The request:
Extract from the listing each line in which the word "hình" appears.

(Stored entries)
☆ ☆ ☆ ☆

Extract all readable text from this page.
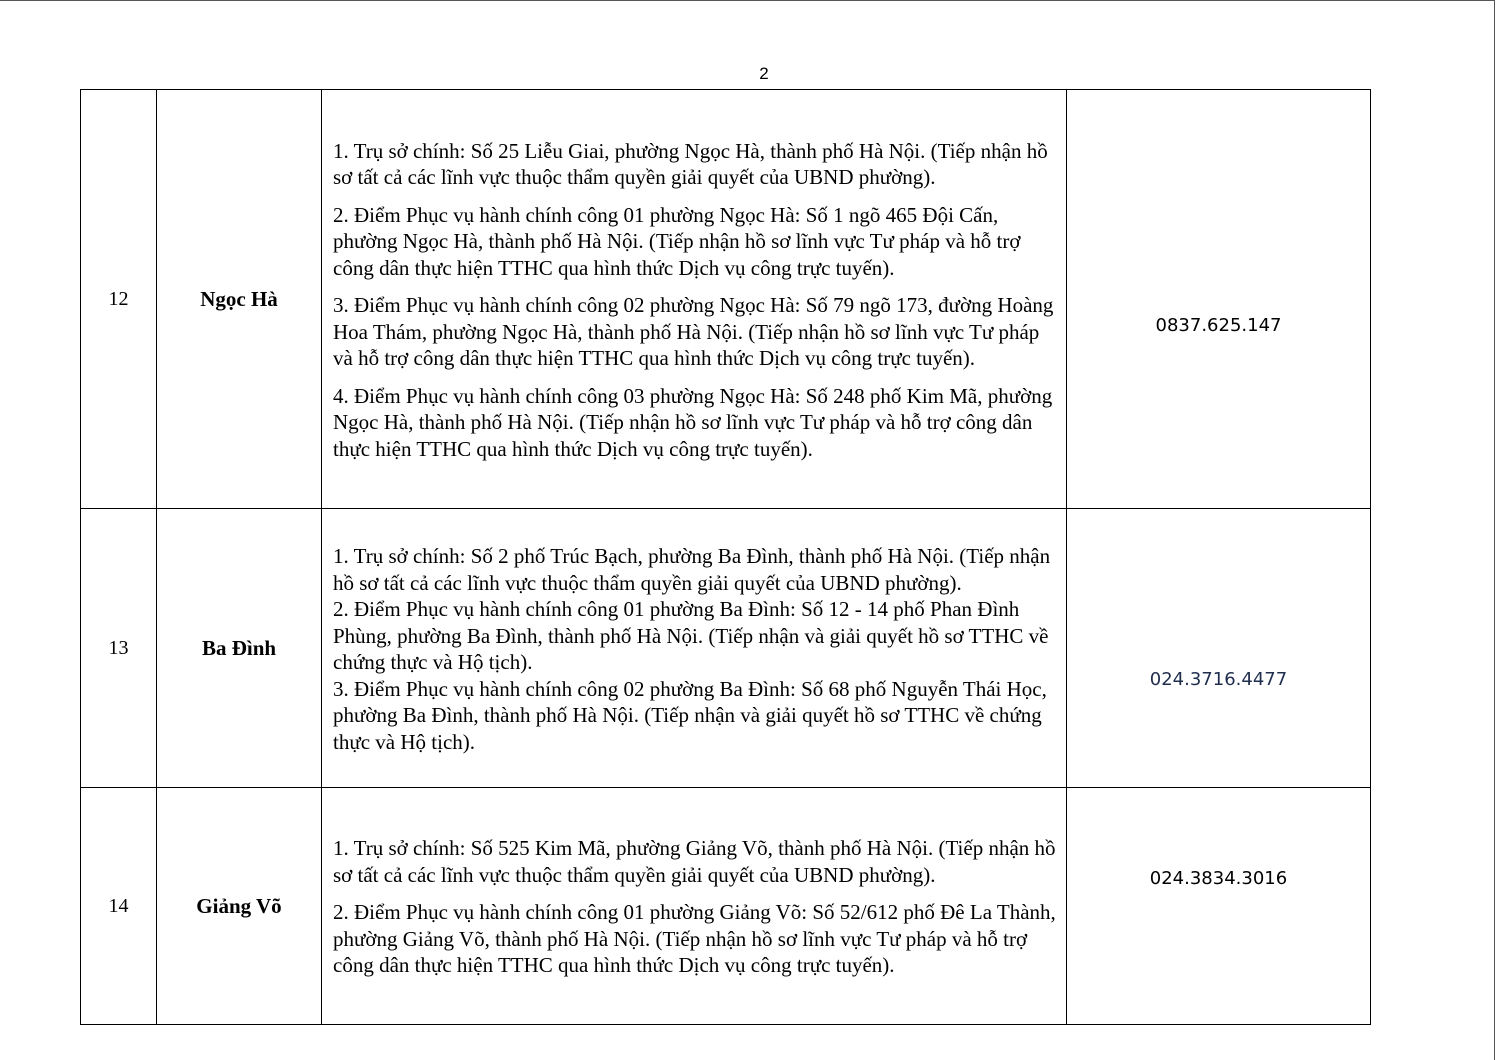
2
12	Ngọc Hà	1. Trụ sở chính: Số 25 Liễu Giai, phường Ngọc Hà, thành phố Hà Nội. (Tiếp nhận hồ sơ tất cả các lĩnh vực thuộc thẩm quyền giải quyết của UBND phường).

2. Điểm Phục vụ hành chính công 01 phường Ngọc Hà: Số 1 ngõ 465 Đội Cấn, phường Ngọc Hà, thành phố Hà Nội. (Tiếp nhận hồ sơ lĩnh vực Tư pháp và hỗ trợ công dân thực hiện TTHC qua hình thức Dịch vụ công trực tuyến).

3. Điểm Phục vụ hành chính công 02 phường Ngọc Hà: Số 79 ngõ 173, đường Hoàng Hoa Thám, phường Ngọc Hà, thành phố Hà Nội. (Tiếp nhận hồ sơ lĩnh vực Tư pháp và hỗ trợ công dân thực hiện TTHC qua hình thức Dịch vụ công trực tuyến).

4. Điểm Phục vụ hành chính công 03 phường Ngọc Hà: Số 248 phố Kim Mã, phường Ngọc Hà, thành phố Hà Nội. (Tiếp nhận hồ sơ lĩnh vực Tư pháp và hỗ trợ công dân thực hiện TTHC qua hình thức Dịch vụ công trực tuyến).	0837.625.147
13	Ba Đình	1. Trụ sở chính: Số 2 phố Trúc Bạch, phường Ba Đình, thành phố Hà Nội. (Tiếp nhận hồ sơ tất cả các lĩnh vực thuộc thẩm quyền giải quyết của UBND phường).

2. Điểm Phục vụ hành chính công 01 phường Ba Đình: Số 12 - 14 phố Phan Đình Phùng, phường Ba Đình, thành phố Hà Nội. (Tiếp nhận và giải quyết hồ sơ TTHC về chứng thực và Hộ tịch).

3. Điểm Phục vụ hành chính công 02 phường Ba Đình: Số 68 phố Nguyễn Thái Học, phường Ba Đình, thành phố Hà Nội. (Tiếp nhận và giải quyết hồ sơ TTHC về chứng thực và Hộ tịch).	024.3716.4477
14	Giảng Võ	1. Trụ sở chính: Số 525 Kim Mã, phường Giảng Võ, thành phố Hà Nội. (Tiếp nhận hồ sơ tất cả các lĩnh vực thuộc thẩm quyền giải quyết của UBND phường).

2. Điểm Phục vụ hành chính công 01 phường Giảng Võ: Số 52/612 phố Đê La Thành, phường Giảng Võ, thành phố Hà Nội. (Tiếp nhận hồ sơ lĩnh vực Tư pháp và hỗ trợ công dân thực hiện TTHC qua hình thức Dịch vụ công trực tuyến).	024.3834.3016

☆ ☆ ☆ ☆

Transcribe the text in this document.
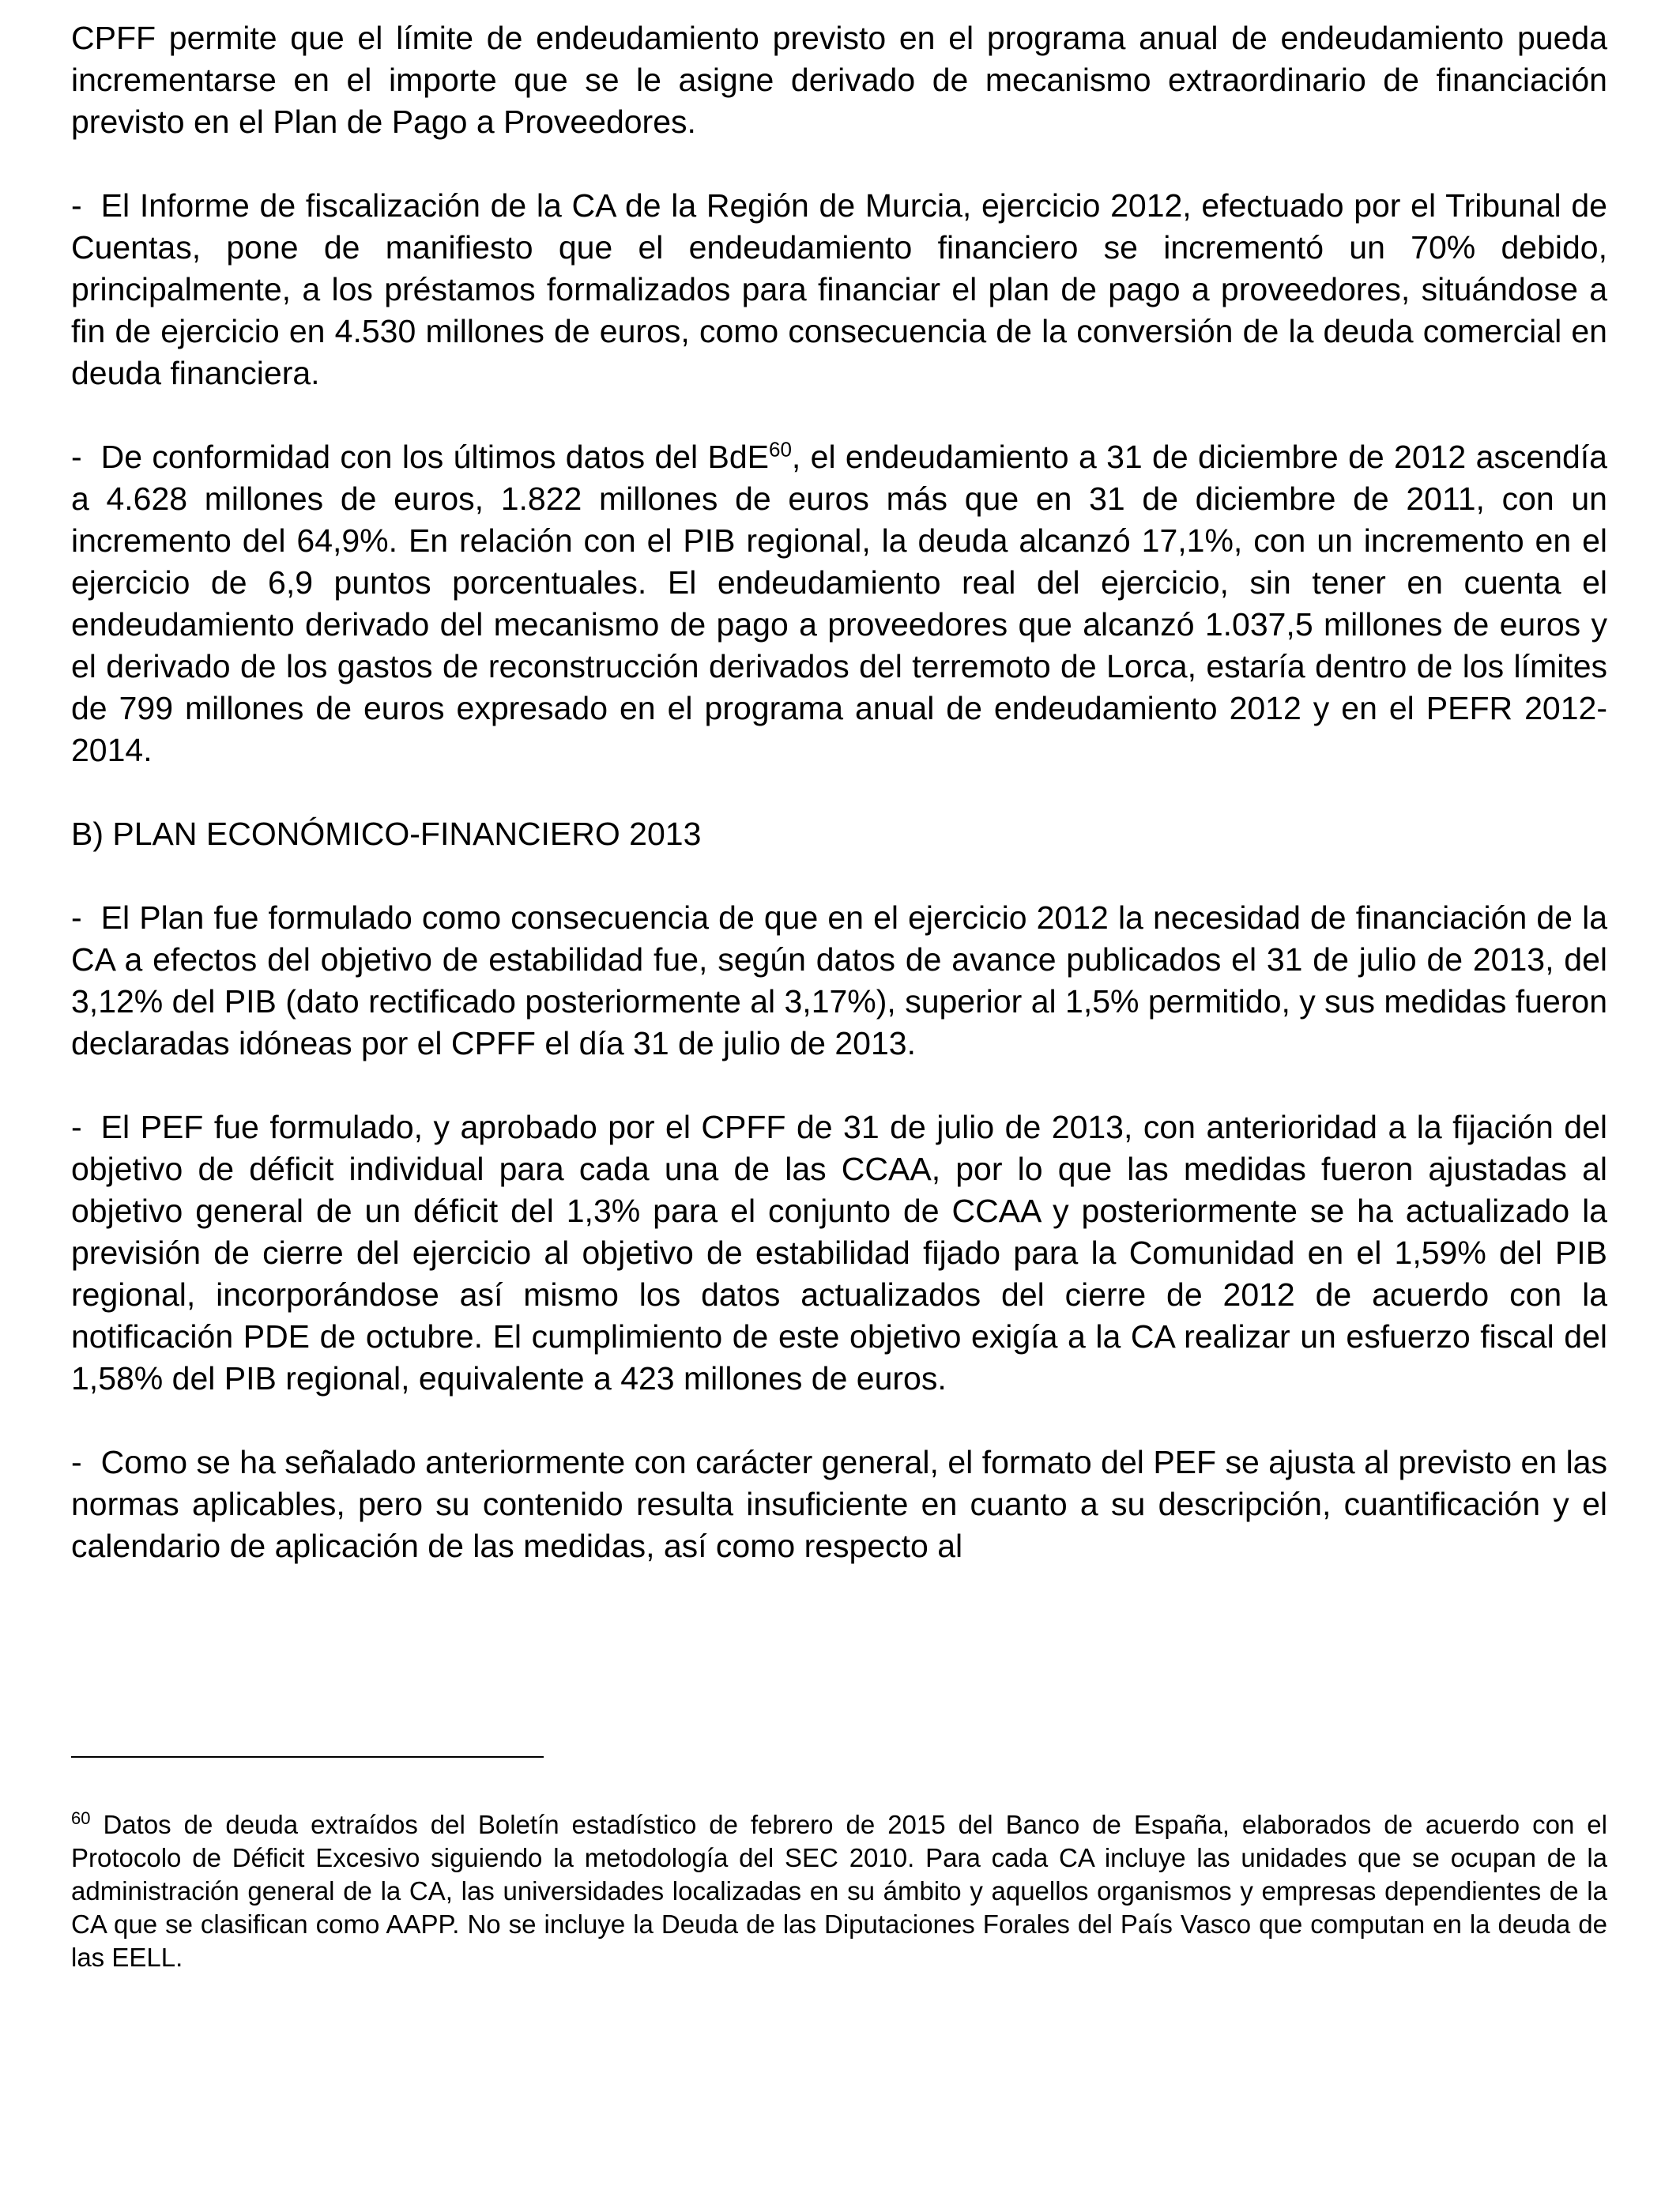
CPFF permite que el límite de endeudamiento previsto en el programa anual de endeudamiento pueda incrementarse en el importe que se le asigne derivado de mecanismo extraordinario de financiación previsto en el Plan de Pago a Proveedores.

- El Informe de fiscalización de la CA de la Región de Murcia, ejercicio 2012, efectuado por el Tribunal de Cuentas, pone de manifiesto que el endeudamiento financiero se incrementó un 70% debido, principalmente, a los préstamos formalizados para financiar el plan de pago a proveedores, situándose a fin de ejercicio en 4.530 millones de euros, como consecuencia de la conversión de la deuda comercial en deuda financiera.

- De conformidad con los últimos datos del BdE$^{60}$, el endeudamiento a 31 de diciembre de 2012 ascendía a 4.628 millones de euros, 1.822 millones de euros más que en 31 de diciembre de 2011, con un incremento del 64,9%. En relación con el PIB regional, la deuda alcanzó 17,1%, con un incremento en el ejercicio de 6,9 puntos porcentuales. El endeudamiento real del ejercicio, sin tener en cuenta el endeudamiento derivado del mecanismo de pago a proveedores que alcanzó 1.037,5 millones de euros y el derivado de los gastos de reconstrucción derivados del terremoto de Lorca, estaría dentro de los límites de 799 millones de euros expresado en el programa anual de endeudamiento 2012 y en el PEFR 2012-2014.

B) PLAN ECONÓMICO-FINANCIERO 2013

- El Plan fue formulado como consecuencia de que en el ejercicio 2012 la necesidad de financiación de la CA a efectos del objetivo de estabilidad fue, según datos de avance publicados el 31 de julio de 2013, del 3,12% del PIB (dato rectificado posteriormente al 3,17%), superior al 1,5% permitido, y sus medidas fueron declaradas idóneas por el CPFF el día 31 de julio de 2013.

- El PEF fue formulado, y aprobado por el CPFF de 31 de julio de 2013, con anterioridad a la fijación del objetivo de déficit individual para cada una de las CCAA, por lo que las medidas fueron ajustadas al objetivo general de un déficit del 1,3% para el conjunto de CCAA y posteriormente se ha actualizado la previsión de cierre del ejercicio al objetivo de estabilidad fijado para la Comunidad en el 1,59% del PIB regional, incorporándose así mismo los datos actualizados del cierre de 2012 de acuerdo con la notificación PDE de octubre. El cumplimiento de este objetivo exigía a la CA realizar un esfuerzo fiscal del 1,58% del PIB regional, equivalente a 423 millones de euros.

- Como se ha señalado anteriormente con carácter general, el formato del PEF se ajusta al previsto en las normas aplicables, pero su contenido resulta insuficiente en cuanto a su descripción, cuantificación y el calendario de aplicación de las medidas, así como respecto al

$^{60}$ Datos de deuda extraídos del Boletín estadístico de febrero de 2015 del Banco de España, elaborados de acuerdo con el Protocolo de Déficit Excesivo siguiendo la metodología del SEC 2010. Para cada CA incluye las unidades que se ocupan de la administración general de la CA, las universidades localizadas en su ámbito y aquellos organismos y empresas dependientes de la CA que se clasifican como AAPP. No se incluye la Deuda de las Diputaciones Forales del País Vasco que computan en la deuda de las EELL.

☆ ☆ ☆ ☆

The output:
2. Điểm Phục vụ hành chính công 01 phường Ngọc Hà: Số 1 ngõ 465 Đội Cấn, phường Ngọc Hà, thành phố Hà Nội. (Tiếp nhận hồ sơ lĩnh vực Tư pháp và hỗ trợ công dân thực hiện TTHC qua hình thức Dịch vụ công trực tuyến).
3. Điểm Phục vụ hành chính công 02 phường Ngọc Hà: Số 79 ngõ 173, đường Hoàng Hoa Thám, phường Ngọc Hà, thành phố Hà Nội. (Tiếp nhận hồ sơ lĩnh vực Tư pháp và hỗ trợ công dân thực hiện TTHC qua hình thức Dịch vụ công trực tuyến).
4. Điểm Phục vụ hành chính công 03 phường Ngọc Hà: Số 248 phố Kim Mã, phường Ngọc Hà, thành phố Hà Nội. (Tiếp nhận hồ sơ lĩnh vực Tư pháp và hỗ trợ công dân thực hiện TTHC qua hình thức Dịch vụ công trực tuyến).	0837.625.147
2. Điểm Phục vụ hành chính công 01 phường Giảng Võ: Số 52/612 phố Đê La Thành, phường Giảng Võ, thành phố Hà Nội. (Tiếp nhận hồ sơ lĩnh vực Tư pháp và hỗ trợ công dân thực hiện TTHC qua hình thức Dịch vụ công trực tuyến).	024.3834.3016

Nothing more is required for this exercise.